**Required work**
Scan the material below for the string "Budapest", and copy every line where it shows up.

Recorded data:

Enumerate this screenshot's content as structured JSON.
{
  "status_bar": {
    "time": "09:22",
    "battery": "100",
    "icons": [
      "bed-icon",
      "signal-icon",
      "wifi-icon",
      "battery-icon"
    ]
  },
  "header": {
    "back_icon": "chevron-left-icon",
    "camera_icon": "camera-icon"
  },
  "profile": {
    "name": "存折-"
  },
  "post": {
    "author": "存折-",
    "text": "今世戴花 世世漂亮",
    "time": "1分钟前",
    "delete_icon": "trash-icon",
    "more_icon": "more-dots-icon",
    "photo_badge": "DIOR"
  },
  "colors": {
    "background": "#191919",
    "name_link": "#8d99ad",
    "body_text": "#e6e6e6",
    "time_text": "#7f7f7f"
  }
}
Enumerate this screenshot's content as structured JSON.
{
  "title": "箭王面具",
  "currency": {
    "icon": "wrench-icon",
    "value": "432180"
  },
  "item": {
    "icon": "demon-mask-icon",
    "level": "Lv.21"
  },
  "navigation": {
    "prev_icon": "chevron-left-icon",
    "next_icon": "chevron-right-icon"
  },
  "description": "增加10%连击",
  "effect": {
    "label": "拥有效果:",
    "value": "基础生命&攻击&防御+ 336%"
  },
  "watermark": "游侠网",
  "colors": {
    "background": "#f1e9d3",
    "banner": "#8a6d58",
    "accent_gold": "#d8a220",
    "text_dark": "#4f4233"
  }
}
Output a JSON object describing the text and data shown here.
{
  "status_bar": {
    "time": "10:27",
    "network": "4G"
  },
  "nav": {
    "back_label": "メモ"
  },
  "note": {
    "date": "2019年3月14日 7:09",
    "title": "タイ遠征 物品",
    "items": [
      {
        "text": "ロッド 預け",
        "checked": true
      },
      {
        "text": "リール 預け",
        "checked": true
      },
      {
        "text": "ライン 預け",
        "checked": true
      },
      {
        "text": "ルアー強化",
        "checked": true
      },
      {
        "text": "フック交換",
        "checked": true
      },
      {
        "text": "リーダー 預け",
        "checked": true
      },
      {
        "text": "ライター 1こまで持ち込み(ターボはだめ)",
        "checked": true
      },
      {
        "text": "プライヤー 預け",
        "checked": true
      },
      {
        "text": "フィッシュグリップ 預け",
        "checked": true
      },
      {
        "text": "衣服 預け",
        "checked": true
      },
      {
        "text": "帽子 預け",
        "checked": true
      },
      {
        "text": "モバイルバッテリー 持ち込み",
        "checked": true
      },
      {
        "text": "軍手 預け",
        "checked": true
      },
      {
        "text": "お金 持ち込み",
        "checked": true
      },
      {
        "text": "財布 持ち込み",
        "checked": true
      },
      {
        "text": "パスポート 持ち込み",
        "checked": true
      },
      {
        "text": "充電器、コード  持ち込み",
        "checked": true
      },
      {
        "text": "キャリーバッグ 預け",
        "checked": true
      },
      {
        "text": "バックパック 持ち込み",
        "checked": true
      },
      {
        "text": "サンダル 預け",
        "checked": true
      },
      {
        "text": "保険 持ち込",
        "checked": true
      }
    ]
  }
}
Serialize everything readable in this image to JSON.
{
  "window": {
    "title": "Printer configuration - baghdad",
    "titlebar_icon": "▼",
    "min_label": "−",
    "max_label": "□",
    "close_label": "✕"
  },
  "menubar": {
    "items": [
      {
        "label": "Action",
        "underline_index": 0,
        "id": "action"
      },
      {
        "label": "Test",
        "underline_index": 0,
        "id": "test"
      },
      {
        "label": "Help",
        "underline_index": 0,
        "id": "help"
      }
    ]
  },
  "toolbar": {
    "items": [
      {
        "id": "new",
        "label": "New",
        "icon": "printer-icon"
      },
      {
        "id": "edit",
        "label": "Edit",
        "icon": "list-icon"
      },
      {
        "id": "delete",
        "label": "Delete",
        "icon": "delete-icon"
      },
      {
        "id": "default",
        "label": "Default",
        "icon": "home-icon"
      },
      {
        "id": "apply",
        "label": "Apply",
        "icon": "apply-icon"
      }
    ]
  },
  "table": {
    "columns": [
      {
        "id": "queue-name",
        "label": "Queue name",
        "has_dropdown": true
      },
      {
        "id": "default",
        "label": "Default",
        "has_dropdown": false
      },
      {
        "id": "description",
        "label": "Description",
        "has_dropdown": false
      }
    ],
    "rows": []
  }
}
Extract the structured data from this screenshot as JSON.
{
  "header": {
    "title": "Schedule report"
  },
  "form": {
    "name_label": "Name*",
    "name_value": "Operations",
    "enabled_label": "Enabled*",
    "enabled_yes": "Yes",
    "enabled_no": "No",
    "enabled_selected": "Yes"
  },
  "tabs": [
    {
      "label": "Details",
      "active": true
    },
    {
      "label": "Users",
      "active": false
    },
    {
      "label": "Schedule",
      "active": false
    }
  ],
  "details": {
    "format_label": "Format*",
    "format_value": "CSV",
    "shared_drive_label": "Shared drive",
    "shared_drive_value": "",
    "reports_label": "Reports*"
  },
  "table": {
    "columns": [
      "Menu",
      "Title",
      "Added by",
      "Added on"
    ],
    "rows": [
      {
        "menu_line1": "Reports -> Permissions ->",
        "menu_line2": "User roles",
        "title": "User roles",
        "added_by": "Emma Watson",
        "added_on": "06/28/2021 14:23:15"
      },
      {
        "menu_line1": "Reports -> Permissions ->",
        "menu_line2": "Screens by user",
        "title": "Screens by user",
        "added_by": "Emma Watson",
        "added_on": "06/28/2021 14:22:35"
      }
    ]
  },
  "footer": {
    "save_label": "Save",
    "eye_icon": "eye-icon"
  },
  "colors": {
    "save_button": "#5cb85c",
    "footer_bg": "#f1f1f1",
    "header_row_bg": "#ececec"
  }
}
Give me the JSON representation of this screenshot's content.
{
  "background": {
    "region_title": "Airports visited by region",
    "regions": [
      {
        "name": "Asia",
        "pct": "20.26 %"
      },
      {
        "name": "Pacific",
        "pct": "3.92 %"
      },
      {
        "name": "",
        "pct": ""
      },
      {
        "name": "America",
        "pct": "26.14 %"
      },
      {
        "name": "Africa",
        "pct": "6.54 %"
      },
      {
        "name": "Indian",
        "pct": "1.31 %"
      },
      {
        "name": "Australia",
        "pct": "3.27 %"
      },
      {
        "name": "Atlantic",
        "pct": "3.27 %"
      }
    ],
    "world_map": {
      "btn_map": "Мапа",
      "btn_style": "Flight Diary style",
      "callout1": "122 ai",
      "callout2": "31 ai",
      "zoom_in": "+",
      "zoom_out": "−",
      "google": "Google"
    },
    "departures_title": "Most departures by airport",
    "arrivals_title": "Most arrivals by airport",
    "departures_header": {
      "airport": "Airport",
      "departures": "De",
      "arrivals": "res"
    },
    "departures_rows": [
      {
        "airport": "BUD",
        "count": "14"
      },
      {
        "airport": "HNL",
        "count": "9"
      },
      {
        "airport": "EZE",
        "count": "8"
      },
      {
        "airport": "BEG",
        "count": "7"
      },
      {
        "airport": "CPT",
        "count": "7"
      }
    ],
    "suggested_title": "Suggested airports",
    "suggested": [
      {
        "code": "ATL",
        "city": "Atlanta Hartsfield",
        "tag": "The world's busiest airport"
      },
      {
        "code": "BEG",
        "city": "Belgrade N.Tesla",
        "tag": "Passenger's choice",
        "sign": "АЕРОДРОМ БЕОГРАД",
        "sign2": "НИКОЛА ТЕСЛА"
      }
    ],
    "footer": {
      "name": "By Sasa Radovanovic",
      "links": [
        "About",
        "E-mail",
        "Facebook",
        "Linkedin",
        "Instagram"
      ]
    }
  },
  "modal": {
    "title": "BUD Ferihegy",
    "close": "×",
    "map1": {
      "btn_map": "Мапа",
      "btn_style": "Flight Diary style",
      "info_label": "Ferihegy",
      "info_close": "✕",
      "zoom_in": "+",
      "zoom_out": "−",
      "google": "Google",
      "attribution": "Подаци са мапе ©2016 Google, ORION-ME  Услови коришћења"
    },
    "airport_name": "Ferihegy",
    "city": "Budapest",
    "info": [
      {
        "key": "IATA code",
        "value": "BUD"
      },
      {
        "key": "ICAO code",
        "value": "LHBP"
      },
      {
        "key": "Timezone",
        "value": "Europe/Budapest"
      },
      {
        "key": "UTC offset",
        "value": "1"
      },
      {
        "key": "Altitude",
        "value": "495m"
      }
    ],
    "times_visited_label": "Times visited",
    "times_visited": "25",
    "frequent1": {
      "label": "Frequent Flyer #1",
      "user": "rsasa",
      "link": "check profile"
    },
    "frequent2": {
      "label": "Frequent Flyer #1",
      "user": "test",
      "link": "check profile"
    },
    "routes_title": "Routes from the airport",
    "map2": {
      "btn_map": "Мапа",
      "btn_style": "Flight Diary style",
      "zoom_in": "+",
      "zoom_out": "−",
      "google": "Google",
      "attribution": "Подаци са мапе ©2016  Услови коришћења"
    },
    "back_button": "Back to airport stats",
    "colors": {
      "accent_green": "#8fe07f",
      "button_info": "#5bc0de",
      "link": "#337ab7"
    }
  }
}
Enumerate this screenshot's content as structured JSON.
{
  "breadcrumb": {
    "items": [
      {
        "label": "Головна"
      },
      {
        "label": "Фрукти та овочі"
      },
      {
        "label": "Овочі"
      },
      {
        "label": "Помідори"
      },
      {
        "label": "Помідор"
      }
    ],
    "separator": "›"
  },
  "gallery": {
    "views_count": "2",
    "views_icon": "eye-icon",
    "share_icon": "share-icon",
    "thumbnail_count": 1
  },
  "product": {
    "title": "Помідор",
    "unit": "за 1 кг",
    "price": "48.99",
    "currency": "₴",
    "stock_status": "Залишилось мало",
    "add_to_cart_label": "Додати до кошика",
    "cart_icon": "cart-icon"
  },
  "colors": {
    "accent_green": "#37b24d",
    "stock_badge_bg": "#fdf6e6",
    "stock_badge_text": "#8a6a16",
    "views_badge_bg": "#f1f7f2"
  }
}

**Written solution**
    "city": "Budapest",
        "value": "Europe/Budapest"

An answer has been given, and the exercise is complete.